» SUPPLIED DATA
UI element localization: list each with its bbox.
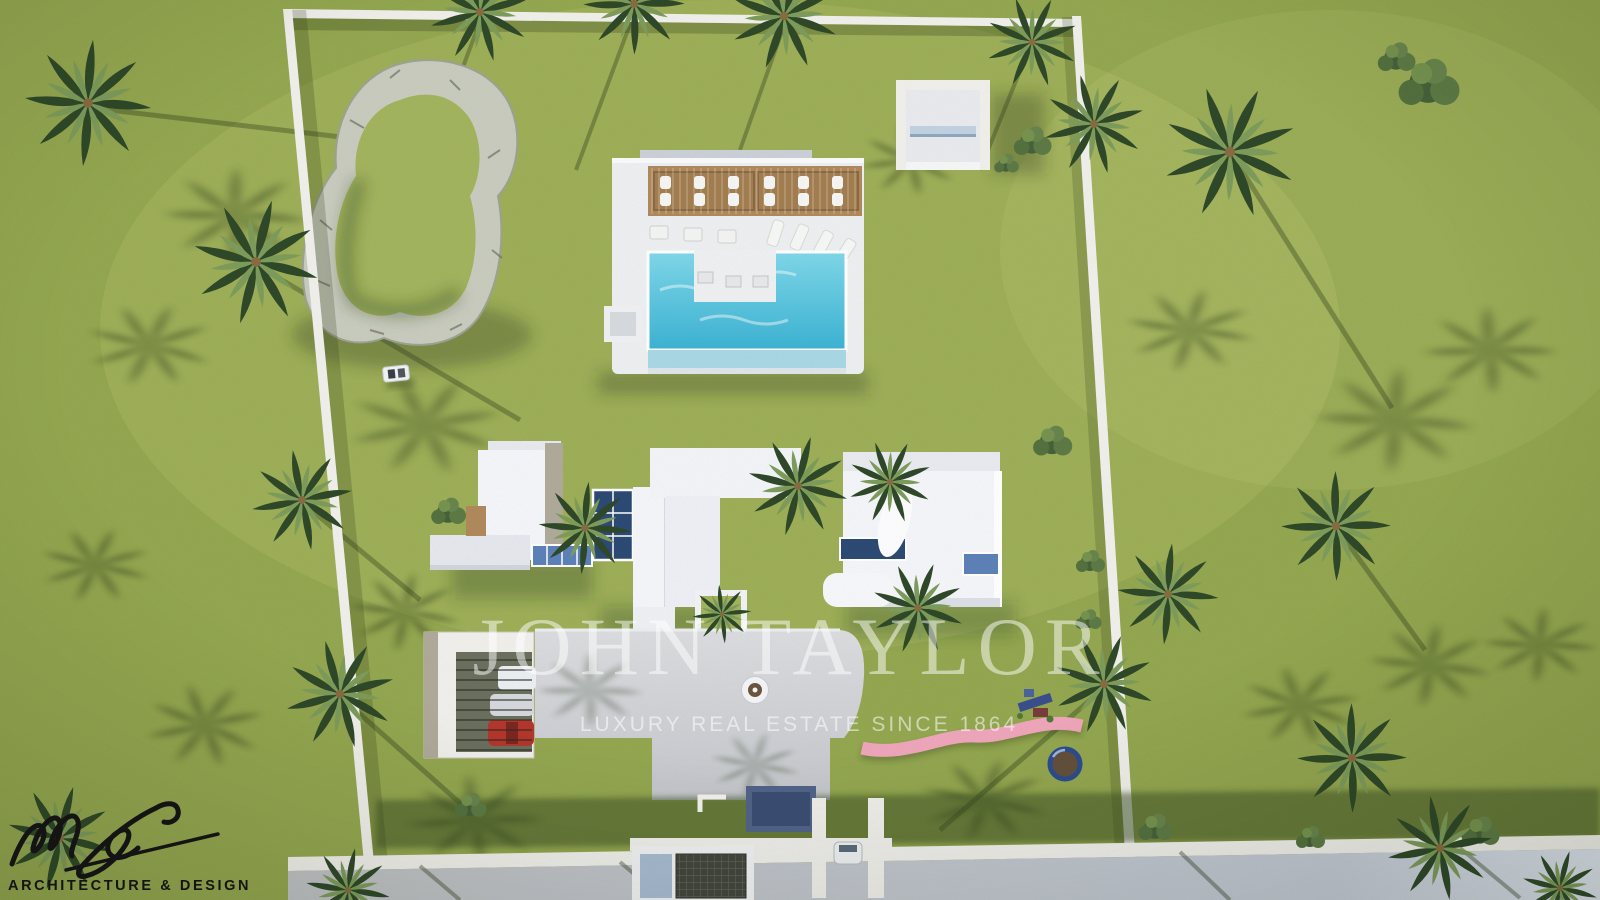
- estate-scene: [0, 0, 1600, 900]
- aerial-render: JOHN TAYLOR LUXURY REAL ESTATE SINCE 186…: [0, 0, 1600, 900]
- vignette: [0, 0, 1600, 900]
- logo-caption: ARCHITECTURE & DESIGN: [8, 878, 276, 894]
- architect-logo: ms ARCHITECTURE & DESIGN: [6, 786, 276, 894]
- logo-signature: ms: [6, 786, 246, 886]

» SHORT EXERCISE
Filter the data and copy every line that contains the string "ARCHITECTURE", treating uppercase and lowercase letters as distinct.

» THE REPLY
- logo-caption: ARCHITECTURE & DESIGN: [8, 878, 276, 894]
- architect-logo: ms ARCHITECTURE & DESIGN: [6, 786, 276, 894]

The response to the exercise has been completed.